— start of Given data —

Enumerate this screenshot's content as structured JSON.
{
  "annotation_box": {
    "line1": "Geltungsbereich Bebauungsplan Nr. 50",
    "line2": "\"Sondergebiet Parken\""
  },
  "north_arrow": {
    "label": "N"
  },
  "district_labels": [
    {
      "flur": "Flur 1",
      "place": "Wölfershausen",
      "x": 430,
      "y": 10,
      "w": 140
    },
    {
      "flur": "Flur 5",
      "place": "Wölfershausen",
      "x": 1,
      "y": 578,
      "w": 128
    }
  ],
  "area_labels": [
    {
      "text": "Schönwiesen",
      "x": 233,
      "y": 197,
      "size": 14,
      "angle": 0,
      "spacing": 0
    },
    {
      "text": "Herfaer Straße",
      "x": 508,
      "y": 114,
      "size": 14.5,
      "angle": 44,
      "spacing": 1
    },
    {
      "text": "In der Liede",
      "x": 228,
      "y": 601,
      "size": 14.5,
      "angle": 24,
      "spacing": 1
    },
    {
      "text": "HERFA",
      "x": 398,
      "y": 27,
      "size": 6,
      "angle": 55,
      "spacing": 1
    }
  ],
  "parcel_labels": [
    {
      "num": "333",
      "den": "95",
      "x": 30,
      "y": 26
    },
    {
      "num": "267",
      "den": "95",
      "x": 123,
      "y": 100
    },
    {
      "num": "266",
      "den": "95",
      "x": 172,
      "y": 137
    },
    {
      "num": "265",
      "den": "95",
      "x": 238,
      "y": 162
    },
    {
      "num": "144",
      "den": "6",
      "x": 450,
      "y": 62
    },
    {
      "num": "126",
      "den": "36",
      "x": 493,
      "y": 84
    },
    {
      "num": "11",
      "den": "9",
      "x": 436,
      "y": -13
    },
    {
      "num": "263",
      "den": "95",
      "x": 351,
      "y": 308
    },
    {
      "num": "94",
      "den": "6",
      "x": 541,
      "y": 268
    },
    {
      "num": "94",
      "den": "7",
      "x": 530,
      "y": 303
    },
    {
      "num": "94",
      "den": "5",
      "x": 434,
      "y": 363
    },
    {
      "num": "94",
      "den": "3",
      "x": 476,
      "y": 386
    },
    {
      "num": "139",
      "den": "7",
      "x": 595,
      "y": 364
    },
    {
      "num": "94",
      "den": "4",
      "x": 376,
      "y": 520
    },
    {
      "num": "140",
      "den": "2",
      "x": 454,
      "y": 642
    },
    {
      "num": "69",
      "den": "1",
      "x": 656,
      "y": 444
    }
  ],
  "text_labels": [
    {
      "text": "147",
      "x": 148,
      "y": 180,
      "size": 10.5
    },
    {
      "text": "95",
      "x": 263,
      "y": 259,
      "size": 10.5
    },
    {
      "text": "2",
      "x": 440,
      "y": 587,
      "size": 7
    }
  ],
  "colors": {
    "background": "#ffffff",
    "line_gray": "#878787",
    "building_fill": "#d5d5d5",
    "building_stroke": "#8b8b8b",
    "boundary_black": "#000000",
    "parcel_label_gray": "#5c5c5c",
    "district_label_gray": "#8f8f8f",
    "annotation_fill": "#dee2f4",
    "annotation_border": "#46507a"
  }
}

— end of Given data —

Extract the full listing and reproduce each line exactly.

Enumerate this screenshot's content as structured JSON.
{
  "annotation_box": {
    "line1": "Geltungsbereich Bebauungsplan Nr. 50",
    "line2": "\"Sondergebiet Parken\""
  },
  "north_arrow": {
    "label": "N"
  },
  "district_labels": [
    {
      "flur": "Flur 1",
      "place": "Wölfershausen",
      "x": 430,
      "y": 10,
      "w": 140
    },
    {
      "flur": "Flur 5",
      "place": "Wölfershausen",
      "x": 1,
      "y": 578,
      "w": 128
    }
  ],
  "area_labels": [
    {
      "text": "Schönwiesen",
      "x": 233,
      "y": 197,
      "size": 14,
      "angle": 0,
      "spacing": 0
    },
    {
      "text": "Herfaer Straße",
      "x": 508,
      "y": 114,
      "size": 14.5,
      "angle": 44,
      "spacing": 1
    },
    {
      "text": "In der Liede",
      "x": 228,
      "y": 601,
      "size": 14.5,
      "angle": 24,
      "spacing": 1
    },
    {
      "text": "HERFA",
      "x": 398,
      "y": 27,
      "size": 6,
      "angle": 55,
      "spacing": 1
    }
  ],
  "parcel_labels": [
    {
      "num": "333",
      "den": "95",
      "x": 30,
      "y": 26
    },
    {
      "num": "267",
      "den": "95",
      "x": 123,
      "y": 100
    },
    {
      "num": "266",
      "den": "95",
      "x": 172,
      "y": 137
    },
    {
      "num": "265",
      "den": "95",
      "x": 238,
      "y": 162
    },
    {
      "num": "144",
      "den": "6",
      "x": 450,
      "y": 62
    },
    {
      "num": "126",
      "den": "36",
      "x": 493,
      "y": 84
    },
    {
      "num": "11",
      "den": "9",
      "x": 436,
      "y": -13
    },
    {
      "num": "263",
      "den": "95",
      "x": 351,
      "y": 308
    },
    {
      "num": "94",
      "den": "6",
      "x": 541,
      "y": 268
    },
    {
      "num": "94",
      "den": "7",
      "x": 530,
      "y": 303
    },
    {
      "num": "94",
      "den": "5",
      "x": 434,
      "y": 363
    },
    {
      "num": "94",
      "den": "3",
      "x": 476,
      "y": 386
    },
    {
      "num": "139",
      "den": "7",
      "x": 595,
      "y": 364
    },
    {
      "num": "94",
      "den": "4",
      "x": 376,
      "y": 520
    },
    {
      "num": "140",
      "den": "2",
      "x": 454,
      "y": 642
    },
    {
      "num": "69",
      "den": "1",
      "x": 656,
      "y": 444
    }
  ],
  "text_labels": [
    {
      "text": "147",
      "x": 148,
      "y": 180,
      "size": 10.5
    },
    {
      "text": "95",
      "x": 263,
      "y": 259,
      "size": 10.5
    },
    {
      "text": "2",
      "x": 440,
      "y": 587,
      "size": 7
    }
  ],
  "colors": {
    "background": "#ffffff",
    "line_gray": "#878787",
    "building_fill": "#d5d5d5",
    "building_stroke": "#8b8b8b",
    "boundary_black": "#000000",
    "parcel_label_gray": "#5c5c5c",
    "district_label_gray": "#8f8f8f",
    "annotation_fill": "#dee2f4",
    "annotation_border": "#46507a"
  }
}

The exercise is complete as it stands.